(Items from a figure collection)
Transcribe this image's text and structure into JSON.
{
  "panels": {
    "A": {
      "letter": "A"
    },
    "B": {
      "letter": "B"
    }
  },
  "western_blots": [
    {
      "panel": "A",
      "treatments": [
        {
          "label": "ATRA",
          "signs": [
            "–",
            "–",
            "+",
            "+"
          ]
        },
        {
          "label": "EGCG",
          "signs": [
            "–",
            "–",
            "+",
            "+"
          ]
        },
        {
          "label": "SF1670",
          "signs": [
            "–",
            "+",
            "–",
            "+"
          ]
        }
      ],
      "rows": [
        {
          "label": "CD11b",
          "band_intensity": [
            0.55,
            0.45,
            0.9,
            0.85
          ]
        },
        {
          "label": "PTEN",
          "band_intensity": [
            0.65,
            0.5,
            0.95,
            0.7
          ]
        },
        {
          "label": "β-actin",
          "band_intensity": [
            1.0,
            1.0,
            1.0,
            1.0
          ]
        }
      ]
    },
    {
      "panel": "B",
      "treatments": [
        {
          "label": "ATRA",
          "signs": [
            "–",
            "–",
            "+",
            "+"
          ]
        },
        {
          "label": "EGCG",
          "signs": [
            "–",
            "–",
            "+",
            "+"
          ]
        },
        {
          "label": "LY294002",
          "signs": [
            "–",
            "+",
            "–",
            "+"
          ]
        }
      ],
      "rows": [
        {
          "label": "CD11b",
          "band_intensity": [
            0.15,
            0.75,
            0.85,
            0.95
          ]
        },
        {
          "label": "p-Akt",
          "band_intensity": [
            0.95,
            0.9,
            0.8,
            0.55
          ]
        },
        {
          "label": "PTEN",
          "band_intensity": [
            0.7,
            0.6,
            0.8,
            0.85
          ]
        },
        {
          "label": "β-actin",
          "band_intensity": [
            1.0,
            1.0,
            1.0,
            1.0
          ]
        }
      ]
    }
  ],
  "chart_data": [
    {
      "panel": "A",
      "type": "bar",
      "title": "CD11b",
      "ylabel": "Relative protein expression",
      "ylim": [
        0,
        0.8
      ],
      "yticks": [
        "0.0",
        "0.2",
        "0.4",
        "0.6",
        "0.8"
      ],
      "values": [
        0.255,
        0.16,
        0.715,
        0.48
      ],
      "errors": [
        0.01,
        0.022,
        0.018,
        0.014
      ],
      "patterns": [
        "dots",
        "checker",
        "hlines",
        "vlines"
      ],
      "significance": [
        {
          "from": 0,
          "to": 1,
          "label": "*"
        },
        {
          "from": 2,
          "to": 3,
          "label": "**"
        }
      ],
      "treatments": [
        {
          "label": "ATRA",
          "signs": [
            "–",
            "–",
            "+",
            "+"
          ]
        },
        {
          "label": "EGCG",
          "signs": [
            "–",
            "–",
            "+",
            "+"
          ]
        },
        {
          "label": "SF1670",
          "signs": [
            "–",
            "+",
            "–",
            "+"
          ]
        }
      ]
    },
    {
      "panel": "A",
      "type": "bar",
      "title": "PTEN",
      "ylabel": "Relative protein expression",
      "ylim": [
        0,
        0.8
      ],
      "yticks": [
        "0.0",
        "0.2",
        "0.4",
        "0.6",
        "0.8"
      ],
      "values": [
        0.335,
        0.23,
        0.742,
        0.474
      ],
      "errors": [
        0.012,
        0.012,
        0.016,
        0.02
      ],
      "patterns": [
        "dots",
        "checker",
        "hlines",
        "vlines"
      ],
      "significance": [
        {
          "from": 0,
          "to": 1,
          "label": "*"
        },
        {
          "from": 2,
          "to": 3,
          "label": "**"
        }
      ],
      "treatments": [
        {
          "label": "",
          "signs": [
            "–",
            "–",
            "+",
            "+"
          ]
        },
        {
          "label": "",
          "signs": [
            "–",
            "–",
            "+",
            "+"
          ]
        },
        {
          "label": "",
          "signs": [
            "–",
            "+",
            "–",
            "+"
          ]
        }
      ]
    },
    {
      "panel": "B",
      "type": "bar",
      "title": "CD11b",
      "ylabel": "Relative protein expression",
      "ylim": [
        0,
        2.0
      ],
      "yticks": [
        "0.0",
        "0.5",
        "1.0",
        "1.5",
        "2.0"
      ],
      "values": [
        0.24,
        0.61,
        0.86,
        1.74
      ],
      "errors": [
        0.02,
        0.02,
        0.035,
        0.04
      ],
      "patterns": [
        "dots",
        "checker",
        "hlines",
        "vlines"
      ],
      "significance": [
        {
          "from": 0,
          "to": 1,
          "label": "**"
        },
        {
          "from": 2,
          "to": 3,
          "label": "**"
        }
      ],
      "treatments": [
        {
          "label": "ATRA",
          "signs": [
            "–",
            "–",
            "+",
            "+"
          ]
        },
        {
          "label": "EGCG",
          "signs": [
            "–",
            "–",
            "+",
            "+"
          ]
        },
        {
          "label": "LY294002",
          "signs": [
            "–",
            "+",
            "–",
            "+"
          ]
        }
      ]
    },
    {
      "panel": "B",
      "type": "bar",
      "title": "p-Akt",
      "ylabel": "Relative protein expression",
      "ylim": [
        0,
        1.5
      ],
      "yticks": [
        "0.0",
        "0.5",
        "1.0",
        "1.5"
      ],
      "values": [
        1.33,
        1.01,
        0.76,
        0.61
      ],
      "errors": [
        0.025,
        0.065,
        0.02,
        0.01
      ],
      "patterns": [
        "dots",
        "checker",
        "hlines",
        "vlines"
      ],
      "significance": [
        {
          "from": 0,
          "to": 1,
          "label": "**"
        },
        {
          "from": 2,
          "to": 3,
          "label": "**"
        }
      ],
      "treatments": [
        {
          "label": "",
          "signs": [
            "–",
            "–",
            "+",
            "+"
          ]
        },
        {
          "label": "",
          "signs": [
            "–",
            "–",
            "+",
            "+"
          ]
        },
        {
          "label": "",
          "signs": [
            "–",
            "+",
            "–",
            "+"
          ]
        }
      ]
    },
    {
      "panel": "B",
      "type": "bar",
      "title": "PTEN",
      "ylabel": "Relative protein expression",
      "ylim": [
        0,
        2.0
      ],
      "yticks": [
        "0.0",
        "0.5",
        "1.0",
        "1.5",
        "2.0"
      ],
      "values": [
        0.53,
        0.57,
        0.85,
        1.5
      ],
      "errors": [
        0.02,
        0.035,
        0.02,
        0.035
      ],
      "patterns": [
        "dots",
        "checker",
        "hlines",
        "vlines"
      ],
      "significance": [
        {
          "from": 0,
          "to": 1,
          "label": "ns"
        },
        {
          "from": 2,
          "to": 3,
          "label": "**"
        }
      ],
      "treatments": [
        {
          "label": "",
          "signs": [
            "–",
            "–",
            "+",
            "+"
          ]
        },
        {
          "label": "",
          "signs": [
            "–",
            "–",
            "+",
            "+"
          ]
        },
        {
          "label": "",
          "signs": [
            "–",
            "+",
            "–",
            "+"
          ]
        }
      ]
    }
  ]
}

Work to complete –
Reproduce each of the records word for word.

Response to this exercise –
Transcribe this image's text and structure into JSON.
{
  "panels": {
    "A": {
      "letter": "A"
    },
    "B": {
      "letter": "B"
    }
  },
  "western_blots": [
    {
      "panel": "A",
      "treatments": [
        {
          "label": "ATRA",
          "signs": [
            "–",
            "–",
            "+",
            "+"
          ]
        },
        {
          "label": "EGCG",
          "signs": [
            "–",
            "–",
            "+",
            "+"
          ]
        },
        {
          "label": "SF1670",
          "signs": [
            "–",
            "+",
            "–",
            "+"
          ]
        }
      ],
      "rows": [
        {
          "label": "CD11b",
          "band_intensity": [
            0.55,
            0.45,
            0.9,
            0.85
          ]
        },
        {
          "label": "PTEN",
          "band_intensity": [
            0.65,
            0.5,
            0.95,
            0.7
          ]
        },
        {
          "label": "β-actin",
          "band_intensity": [
            1.0,
            1.0,
            1.0,
            1.0
          ]
        }
      ]
    },
    {
      "panel": "B",
      "treatments": [
        {
          "label": "ATRA",
          "signs": [
            "–",
            "–",
            "+",
            "+"
          ]
        },
        {
          "label": "EGCG",
          "signs": [
            "–",
            "–",
            "+",
            "+"
          ]
        },
        {
          "label": "LY294002",
          "signs": [
            "–",
            "+",
            "–",
            "+"
          ]
        }
      ],
      "rows": [
        {
          "label": "CD11b",
          "band_intensity": [
            0.15,
            0.75,
            0.85,
            0.95
          ]
        },
        {
          "label": "p-Akt",
          "band_intensity": [
            0.95,
            0.9,
            0.8,
            0.55
          ]
        },
        {
          "label": "PTEN",
          "band_intensity": [
            0.7,
            0.6,
            0.8,
            0.85
          ]
        },
        {
          "label": "β-actin",
          "band_intensity": [
            1.0,
            1.0,
            1.0,
            1.0
          ]
        }
      ]
    }
  ],
  "chart_data": [
    {
      "panel": "A",
      "type": "bar",
      "title": "CD11b",
      "ylabel": "Relative protein expression",
      "ylim": [
        0,
        0.8
      ],
      "yticks": [
        "0.0",
        "0.2",
        "0.4",
        "0.6",
        "0.8"
      ],
      "values": [
        0.255,
        0.16,
        0.715,
        0.48
      ],
      "errors": [
        0.01,
        0.022,
        0.018,
        0.014
      ],
      "patterns": [
        "dots",
        "checker",
        "hlines",
        "vlines"
      ],
      "significance": [
        {
          "from": 0,
          "to": 1,
          "label": "*"
        },
        {
          "from": 2,
          "to": 3,
          "label": "**"
        }
      ],
      "treatments": [
        {
          "label": "ATRA",
          "signs": [
            "–",
            "–",
            "+",
            "+"
          ]
        },
        {
          "label": "EGCG",
          "signs": [
            "–",
            "–",
            "+",
            "+"
          ]
        },
        {
          "label": "SF1670",
          "signs": [
            "–",
            "+",
            "–",
            "+"
          ]
        }
      ]
    },
    {
      "panel": "A",
      "type": "bar",
      "title": "PTEN",
      "ylabel": "Relative protein expression",
      "ylim": [
        0,
        0.8
      ],
      "yticks": [
        "0.0",
        "0.2",
        "0.4",
        "0.6",
        "0.8"
      ],
      "values": [
        0.335,
        0.23,
        0.742,
        0.474
      ],
      "errors": [
        0.012,
        0.012,
        0.016,
        0.02
      ],
      "patterns": [
        "dots",
        "checker",
        "hlines",
        "vlines"
      ],
      "significance": [
        {
          "from": 0,
          "to": 1,
          "label": "*"
        },
        {
          "from": 2,
          "to": 3,
          "label": "**"
        }
      ],
      "treatments": [
        {
          "label": "",
          "signs": [
            "–",
            "–",
            "+",
            "+"
          ]
        },
        {
          "label": "",
          "signs": [
            "–",
            "–",
            "+",
            "+"
          ]
        },
        {
          "label": "",
          "signs": [
            "–",
            "+",
            "–",
            "+"
          ]
        }
      ]
    },
    {
      "panel": "B",
      "type": "bar",
      "title": "CD11b",
      "ylabel": "Relative protein expression",
      "ylim": [
        0,
        2.0
      ],
      "yticks": [
        "0.0",
        "0.5",
        "1.0",
        "1.5",
        "2.0"
      ],
      "values": [
        0.24,
        0.61,
        0.86,
        1.74
      ],
      "errors": [
        0.02,
        0.02,
        0.035,
        0.04
      ],
      "patterns": [
        "dots",
        "checker",
        "hlines",
        "vlines"
      ],
      "significance": [
        {
          "from": 0,
          "to": 1,
          "label": "**"
        },
        {
          "from": 2,
          "to": 3,
          "label": "**"
        }
      ],
      "treatments": [
        {
          "label": "ATRA",
          "signs": [
            "–",
            "–",
            "+",
            "+"
          ]
        },
        {
          "label": "EGCG",
          "signs": [
            "–",
            "–",
            "+",
            "+"
          ]
        },
        {
          "label": "LY294002",
          "signs": [
            "–",
            "+",
            "–",
            "+"
          ]
        }
      ]
    },
    {
      "panel": "B",
      "type": "bar",
      "title": "p-Akt",
      "ylabel": "Relative protein expression",
      "ylim": [
        0,
        1.5
      ],
      "yticks": [
        "0.0",
        "0.5",
        "1.0",
        "1.5"
      ],
      "values": [
        1.33,
        1.01,
        0.76,
        0.61
      ],
      "errors": [
        0.025,
        0.065,
        0.02,
        0.01
      ],
      "patterns": [
        "dots",
        "checker",
        "hlines",
        "vlines"
      ],
      "significance": [
        {
          "from": 0,
          "to": 1,
          "label": "**"
        },
        {
          "from": 2,
          "to": 3,
          "label": "**"
        }
      ],
      "treatments": [
        {
          "label": "",
          "signs": [
            "–",
            "–",
            "+",
            "+"
          ]
        },
        {
          "label": "",
          "signs": [
            "–",
            "–",
            "+",
            "+"
          ]
        },
        {
          "label": "",
          "signs": [
            "–",
            "+",
            "–",
            "+"
          ]
        }
      ]
    },
    {
      "panel": "B",
      "type": "bar",
      "title": "PTEN",
      "ylabel": "Relative protein expression",
      "ylim": [
        0,
        2.0
      ],
      "yticks": [
        "0.0",
        "0.5",
        "1.0",
        "1.5",
        "2.0"
      ],
      "values": [
        0.53,
        0.57,
        0.85,
        1.5
      ],
      "errors": [
        0.02,
        0.035,
        0.02,
        0.035
      ],
      "patterns": [
        "dots",
        "checker",
        "hlines",
        "vlines"
      ],
      "significance": [
        {
          "from": 0,
          "to": 1,
          "label": "ns"
        },
        {
          "from": 2,
          "to": 3,
          "label": "**"
        }
      ],
      "treatments": [
        {
          "label": "",
          "signs": [
            "–",
            "–",
            "+",
            "+"
          ]
        },
        {
          "label": "",
          "signs": [
            "–",
            "–",
            "+",
            "+"
          ]
        },
        {
          "label": "",
          "signs": [
            "–",
            "+",
            "–",
            "+"
          ]
        }
      ]
    }
  ]
}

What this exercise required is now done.